WHAT THE TASK ASKS
Look through the material below. Copy every line with the string "member" in it.

______________________________

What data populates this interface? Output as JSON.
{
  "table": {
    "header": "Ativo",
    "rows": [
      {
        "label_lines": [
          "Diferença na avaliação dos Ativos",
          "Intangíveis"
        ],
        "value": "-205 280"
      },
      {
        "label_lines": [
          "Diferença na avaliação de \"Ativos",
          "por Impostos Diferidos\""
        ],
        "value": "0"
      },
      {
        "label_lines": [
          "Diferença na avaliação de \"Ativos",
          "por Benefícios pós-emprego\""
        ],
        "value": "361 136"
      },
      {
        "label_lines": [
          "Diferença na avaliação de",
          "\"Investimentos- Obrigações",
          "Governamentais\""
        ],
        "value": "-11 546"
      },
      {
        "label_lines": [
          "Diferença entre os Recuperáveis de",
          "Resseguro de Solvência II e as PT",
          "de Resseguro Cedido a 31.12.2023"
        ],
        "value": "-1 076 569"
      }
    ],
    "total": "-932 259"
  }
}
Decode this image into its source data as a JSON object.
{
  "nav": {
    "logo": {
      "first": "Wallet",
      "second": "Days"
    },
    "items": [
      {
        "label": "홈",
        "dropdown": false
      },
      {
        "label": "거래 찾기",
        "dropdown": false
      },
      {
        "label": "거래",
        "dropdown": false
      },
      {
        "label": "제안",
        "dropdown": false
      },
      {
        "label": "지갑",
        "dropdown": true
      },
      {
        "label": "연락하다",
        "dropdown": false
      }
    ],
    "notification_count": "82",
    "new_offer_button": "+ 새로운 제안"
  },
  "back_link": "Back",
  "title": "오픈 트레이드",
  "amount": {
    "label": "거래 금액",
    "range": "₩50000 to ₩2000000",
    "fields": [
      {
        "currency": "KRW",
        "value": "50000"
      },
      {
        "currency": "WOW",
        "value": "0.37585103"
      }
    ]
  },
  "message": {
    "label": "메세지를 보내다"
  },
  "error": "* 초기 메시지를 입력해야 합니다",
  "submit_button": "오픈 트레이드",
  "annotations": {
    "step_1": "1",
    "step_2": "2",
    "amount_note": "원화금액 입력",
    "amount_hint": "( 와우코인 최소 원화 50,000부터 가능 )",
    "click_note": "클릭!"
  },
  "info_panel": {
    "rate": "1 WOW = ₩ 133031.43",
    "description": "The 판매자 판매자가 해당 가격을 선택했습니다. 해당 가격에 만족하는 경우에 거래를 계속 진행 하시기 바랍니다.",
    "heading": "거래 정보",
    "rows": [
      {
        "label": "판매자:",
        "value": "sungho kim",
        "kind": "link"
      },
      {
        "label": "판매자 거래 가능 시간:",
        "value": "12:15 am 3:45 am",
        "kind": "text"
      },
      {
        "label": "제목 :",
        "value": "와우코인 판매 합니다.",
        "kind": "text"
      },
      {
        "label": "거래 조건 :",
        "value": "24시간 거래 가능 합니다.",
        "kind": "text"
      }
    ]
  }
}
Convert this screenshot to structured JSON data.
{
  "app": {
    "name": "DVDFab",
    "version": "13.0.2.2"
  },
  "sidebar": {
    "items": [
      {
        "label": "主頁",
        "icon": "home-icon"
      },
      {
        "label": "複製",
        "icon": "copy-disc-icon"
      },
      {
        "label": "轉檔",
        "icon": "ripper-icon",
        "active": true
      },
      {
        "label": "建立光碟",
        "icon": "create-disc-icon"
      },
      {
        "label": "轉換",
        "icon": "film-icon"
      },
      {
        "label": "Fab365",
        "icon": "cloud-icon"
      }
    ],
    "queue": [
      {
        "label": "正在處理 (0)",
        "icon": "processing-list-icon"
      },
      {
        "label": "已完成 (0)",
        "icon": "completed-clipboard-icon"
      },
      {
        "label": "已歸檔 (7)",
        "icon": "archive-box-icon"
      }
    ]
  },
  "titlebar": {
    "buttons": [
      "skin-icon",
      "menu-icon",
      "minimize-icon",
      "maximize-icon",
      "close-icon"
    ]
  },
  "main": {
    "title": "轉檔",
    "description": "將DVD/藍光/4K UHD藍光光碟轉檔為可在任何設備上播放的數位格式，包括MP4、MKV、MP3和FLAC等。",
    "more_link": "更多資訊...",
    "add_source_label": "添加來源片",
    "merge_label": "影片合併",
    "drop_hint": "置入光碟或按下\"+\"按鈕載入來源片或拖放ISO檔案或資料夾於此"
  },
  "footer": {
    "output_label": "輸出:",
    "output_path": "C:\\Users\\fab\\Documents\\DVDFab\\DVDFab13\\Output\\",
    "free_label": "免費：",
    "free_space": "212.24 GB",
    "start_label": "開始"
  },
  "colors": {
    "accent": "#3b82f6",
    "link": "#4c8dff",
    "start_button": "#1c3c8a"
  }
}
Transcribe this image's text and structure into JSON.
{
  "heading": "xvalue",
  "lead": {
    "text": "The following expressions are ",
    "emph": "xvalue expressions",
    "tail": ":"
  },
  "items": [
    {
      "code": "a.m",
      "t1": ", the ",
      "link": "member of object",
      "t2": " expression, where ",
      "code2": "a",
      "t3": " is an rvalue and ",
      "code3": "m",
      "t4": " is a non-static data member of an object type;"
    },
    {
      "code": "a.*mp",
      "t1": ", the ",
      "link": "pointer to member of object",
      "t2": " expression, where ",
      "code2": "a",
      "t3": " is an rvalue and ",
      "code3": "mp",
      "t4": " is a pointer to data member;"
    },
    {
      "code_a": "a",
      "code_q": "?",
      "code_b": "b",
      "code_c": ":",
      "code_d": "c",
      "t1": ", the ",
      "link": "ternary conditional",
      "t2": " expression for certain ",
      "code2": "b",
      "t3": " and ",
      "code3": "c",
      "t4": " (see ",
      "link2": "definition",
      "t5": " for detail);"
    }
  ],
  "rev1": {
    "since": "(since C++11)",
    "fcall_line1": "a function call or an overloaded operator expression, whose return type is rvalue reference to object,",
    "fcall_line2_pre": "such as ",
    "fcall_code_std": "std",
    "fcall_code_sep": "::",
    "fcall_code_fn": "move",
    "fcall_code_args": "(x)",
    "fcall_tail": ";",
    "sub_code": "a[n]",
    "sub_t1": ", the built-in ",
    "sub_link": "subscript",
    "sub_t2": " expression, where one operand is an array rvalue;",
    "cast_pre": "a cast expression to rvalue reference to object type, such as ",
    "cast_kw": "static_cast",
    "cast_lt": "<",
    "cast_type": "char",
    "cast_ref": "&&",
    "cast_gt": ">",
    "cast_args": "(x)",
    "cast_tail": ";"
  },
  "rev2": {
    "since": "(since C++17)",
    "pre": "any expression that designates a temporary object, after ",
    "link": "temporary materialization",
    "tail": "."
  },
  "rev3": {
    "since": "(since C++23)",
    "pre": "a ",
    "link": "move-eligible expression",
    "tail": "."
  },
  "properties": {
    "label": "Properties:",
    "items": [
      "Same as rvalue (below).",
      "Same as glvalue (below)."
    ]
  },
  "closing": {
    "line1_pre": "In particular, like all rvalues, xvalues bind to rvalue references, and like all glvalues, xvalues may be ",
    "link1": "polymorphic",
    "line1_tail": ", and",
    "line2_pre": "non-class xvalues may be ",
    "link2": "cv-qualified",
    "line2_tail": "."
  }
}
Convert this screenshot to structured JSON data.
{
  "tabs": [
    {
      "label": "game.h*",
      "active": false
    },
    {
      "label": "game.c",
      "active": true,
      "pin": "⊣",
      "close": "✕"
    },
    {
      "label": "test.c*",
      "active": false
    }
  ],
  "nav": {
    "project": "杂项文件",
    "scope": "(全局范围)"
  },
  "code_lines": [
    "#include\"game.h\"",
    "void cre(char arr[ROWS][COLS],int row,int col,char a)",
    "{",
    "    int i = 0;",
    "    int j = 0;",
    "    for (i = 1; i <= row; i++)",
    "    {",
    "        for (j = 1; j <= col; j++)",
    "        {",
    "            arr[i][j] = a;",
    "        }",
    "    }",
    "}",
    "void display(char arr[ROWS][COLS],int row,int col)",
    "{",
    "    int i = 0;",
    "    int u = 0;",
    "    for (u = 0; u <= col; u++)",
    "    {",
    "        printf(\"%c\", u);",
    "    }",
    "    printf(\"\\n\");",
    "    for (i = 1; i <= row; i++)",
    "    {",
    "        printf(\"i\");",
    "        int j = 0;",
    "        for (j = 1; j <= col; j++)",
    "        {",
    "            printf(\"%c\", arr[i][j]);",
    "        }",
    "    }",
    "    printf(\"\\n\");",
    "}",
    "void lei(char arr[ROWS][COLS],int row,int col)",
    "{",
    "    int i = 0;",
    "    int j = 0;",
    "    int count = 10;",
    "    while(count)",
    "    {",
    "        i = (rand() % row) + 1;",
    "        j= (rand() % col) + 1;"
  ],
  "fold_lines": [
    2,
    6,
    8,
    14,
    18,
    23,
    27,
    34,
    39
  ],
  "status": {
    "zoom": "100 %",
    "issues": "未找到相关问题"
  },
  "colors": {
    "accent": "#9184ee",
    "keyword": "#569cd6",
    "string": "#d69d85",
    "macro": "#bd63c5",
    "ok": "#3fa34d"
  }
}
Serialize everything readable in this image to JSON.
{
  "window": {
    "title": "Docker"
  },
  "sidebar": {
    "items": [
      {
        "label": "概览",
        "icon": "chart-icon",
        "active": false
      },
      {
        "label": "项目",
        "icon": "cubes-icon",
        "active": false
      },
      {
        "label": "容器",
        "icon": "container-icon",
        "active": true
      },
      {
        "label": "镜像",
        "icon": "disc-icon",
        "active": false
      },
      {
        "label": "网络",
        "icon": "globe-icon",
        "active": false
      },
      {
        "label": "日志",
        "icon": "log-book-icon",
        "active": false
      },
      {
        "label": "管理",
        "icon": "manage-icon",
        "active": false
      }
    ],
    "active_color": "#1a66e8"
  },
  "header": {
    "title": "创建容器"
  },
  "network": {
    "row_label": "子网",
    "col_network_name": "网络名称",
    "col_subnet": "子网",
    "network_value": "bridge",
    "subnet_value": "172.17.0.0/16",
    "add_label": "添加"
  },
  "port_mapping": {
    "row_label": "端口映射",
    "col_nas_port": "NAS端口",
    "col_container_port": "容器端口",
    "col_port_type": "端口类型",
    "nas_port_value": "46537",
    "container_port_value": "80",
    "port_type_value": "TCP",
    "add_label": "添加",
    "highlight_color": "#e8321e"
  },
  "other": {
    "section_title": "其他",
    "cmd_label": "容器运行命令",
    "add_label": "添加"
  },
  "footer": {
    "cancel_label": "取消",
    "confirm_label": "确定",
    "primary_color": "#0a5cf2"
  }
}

______________________________

EXERCISE RESULT
      "link": "member of object",
      "t4": " is a non-static data member of an object type;"
      "link": "pointer to member of object",
      "t4": " is a pointer to data member;"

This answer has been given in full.